## EXERCISE
Will you write out all the entries below exactly?

## DATASET
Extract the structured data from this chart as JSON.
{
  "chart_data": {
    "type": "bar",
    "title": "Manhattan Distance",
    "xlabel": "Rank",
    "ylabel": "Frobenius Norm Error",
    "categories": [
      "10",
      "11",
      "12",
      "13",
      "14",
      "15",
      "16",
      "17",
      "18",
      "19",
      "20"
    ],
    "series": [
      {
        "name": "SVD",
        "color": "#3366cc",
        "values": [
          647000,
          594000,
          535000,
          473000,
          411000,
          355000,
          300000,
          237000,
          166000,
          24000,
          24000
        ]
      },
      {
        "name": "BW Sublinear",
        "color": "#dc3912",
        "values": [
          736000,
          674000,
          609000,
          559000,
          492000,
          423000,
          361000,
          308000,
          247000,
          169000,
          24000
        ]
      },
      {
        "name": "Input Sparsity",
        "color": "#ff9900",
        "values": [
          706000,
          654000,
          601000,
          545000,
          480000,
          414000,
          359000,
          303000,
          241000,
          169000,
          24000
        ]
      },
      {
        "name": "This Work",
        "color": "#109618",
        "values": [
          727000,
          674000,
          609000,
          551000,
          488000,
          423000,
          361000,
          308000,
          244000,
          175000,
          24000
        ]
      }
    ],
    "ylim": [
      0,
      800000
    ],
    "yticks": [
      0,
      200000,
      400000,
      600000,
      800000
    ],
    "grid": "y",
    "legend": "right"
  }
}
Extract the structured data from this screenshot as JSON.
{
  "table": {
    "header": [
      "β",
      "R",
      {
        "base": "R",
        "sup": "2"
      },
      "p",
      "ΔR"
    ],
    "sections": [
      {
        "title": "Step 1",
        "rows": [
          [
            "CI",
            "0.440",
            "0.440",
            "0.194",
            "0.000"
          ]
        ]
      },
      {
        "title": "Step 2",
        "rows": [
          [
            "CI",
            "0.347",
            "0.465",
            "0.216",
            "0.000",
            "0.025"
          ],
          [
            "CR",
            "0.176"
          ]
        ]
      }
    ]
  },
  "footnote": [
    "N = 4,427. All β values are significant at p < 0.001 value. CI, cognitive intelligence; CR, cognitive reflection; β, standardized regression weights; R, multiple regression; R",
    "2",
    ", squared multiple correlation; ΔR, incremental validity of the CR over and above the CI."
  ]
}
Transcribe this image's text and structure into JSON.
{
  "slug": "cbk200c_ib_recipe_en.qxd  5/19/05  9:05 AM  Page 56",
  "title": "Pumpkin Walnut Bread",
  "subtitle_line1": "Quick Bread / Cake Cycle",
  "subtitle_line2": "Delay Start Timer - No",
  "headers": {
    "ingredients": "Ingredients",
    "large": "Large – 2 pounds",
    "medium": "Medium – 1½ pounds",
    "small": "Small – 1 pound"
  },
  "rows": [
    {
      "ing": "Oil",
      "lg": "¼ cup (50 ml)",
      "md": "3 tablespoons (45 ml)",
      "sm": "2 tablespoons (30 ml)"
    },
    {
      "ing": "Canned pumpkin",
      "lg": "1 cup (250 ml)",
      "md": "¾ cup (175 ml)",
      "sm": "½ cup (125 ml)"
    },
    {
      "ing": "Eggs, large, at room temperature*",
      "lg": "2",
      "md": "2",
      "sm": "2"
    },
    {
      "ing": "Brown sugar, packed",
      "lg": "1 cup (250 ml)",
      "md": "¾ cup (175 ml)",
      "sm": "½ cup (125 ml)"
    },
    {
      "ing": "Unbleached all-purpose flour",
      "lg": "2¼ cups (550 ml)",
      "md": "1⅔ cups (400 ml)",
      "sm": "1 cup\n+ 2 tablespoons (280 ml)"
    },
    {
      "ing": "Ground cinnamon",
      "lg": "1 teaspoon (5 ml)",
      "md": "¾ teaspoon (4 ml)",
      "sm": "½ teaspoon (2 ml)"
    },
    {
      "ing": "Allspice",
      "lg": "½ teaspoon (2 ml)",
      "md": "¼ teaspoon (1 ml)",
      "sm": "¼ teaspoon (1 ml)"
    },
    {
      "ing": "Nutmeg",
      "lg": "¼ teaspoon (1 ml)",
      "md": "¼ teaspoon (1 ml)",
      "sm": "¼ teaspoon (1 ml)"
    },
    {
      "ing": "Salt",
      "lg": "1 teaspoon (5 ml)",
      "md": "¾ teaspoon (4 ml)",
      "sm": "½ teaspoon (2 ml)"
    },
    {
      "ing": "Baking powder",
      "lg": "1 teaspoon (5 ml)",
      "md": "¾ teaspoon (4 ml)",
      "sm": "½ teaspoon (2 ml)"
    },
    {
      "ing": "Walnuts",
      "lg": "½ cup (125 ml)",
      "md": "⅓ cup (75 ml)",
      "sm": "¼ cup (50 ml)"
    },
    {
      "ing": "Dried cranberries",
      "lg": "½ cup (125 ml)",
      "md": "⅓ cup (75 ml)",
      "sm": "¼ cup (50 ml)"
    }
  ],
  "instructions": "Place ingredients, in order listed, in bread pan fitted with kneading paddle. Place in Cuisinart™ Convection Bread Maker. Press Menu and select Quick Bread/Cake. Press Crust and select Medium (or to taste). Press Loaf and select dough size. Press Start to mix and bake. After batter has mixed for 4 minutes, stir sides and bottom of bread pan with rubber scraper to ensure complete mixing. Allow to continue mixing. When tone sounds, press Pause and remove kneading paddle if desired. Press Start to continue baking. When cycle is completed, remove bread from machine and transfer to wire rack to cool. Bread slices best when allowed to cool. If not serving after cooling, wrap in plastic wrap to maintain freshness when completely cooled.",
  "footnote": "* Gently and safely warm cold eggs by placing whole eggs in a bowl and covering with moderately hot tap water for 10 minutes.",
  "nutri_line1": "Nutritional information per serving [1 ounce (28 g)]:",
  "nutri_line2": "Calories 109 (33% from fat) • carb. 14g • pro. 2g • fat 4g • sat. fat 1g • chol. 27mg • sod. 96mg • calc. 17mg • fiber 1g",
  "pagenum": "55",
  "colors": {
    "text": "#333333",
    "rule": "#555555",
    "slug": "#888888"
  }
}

## REPLY
Extract the structured data from this chart as JSON.
{
  "chart_data": {
    "type": "bar",
    "title": "Manhattan Distance",
    "xlabel": "Rank",
    "ylabel": "Frobenius Norm Error",
    "categories": [
      "10",
      "11",
      "12",
      "13",
      "14",
      "15",
      "16",
      "17",
      "18",
      "19",
      "20"
    ],
    "series": [
      {
        "name": "SVD",
        "color": "#3366cc",
        "values": [
          647000,
          594000,
          535000,
          473000,
          411000,
          355000,
          300000,
          237000,
          166000,
          24000,
          24000
        ]
      },
      {
        "name": "BW Sublinear",
        "color": "#dc3912",
        "values": [
          736000,
          674000,
          609000,
          559000,
          492000,
          423000,
          361000,
          308000,
          247000,
          169000,
          24000
        ]
      },
      {
        "name": "Input Sparsity",
        "color": "#ff9900",
        "values": [
          706000,
          654000,
          601000,
          545000,
          480000,
          414000,
          359000,
          303000,
          241000,
          169000,
          24000
        ]
      },
      {
        "name": "This Work",
        "color": "#109618",
        "values": [
          727000,
          674000,
          609000,
          551000,
          488000,
          423000,
          361000,
          308000,
          244000,
          175000,
          24000
        ]
      }
    ],
    "ylim": [
      0,
      800000
    ],
    "yticks": [
      0,
      200000,
      400000,
      600000,
      800000
    ],
    "grid": "y",
    "legend": "right"
  }
}
Extract the structured data from this screenshot as JSON.
{
  "table": {
    "header": [
      "β",
      "R",
      {
        "base": "R",
        "sup": "2"
      },
      "p",
      "ΔR"
    ],
    "sections": [
      {
        "title": "Step 1",
        "rows": [
          [
            "CI",
            "0.440",
            "0.440",
            "0.194",
            "0.000"
          ]
        ]
      },
      {
        "title": "Step 2",
        "rows": [
          [
            "CI",
            "0.347",
            "0.465",
            "0.216",
            "0.000",
            "0.025"
          ],
          [
            "CR",
            "0.176"
          ]
        ]
      }
    ]
  },
  "footnote": [
    "N = 4,427. All β values are significant at p < 0.001 value. CI, cognitive intelligence; CR, cognitive reflection; β, standardized regression weights; R, multiple regression; R",
    "2",
    ", squared multiple correlation; ΔR, incremental validity of the CR over and above the CI."
  ]
}
Transcribe this image's text and structure into JSON.
{
  "slug": "cbk200c_ib_recipe_en.qxd  5/19/05  9:05 AM  Page 56",
  "title": "Pumpkin Walnut Bread",
  "subtitle_line1": "Quick Bread / Cake Cycle",
  "subtitle_line2": "Delay Start Timer - No",
  "headers": {
    "ingredients": "Ingredients",
    "large": "Large – 2 pounds",
    "medium": "Medium – 1½ pounds",
    "small": "Small – 1 pound"
  },
  "rows": [
    {
      "ing": "Oil",
      "lg": "¼ cup (50 ml)",
      "md": "3 tablespoons (45 ml)",
      "sm": "2 tablespoons (30 ml)"
    },
    {
      "ing": "Canned pumpkin",
      "lg": "1 cup (250 ml)",
      "md": "¾ cup (175 ml)",
      "sm": "½ cup (125 ml)"
    },
    {
      "ing": "Eggs, large, at room temperature*",
      "lg": "2",
      "md": "2",
      "sm": "2"
    },
    {
      "ing": "Brown sugar, packed",
      "lg": "1 cup (250 ml)",
      "md": "¾ cup (175 ml)",
      "sm": "½ cup (125 ml)"
    },
    {
      "ing": "Unbleached all-purpose flour",
      "lg": "2¼ cups (550 ml)",
      "md": "1⅔ cups (400 ml)",
      "sm": "1 cup\n+ 2 tablespoons (280 ml)"
    },
    {
      "ing": "Ground cinnamon",
      "lg": "1 teaspoon (5 ml)",
      "md": "¾ teaspoon (4 ml)",
      "sm": "½ teaspoon (2 ml)"
    },
    {
      "ing": "Allspice",
      "lg": "½ teaspoon (2 ml)",
      "md": "¼ teaspoon (1 ml)",
      "sm": "¼ teaspoon (1 ml)"
    },
    {
      "ing": "Nutmeg",
      "lg": "¼ teaspoon (1 ml)",
      "md": "¼ teaspoon (1 ml)",
      "sm": "¼ teaspoon (1 ml)"
    },
    {
      "ing": "Salt",
      "lg": "1 teaspoon (5 ml)",
      "md": "¾ teaspoon (4 ml)",
      "sm": "½ teaspoon (2 ml)"
    },
    {
      "ing": "Baking powder",
      "lg": "1 teaspoon (5 ml)",
      "md": "¾ teaspoon (4 ml)",
      "sm": "½ teaspoon (2 ml)"
    },
    {
      "ing": "Walnuts",
      "lg": "½ cup (125 ml)",
      "md": "⅓ cup (75 ml)",
      "sm": "¼ cup (50 ml)"
    },
    {
      "ing": "Dried cranberries",
      "lg": "½ cup (125 ml)",
      "md": "⅓ cup (75 ml)",
      "sm": "¼ cup (50 ml)"
    }
  ],
  "instructions": "Place ingredients, in order listed, in bread pan fitted with kneading paddle. Place in Cuisinart™ Convection Bread Maker. Press Menu and select Quick Bread/Cake. Press Crust and select Medium (or to taste). Press Loaf and select dough size. Press Start to mix and bake. After batter has mixed for 4 minutes, stir sides and bottom of bread pan with rubber scraper to ensure complete mixing. Allow to continue mixing. When tone sounds, press Pause and remove kneading paddle if desired. Press Start to continue baking. When cycle is completed, remove bread from machine and transfer to wire rack to cool. Bread slices best when allowed to cool. If not serving after cooling, wrap in plastic wrap to maintain freshness when completely cooled.",
  "footnote": "* Gently and safely warm cold eggs by placing whole eggs in a bowl and covering with moderately hot tap water for 10 minutes.",
  "nutri_line1": "Nutritional information per serving [1 ounce (28 g)]:",
  "nutri_line2": "Calories 109 (33% from fat) • carb. 14g • pro. 2g • fat 4g • sat. fat 1g • chol. 27mg • sod. 96mg • calc. 17mg • fiber 1g",
  "pagenum": "55",
  "colors": {
    "text": "#333333",
    "rule": "#555555",
    "slug": "#888888"
  }
}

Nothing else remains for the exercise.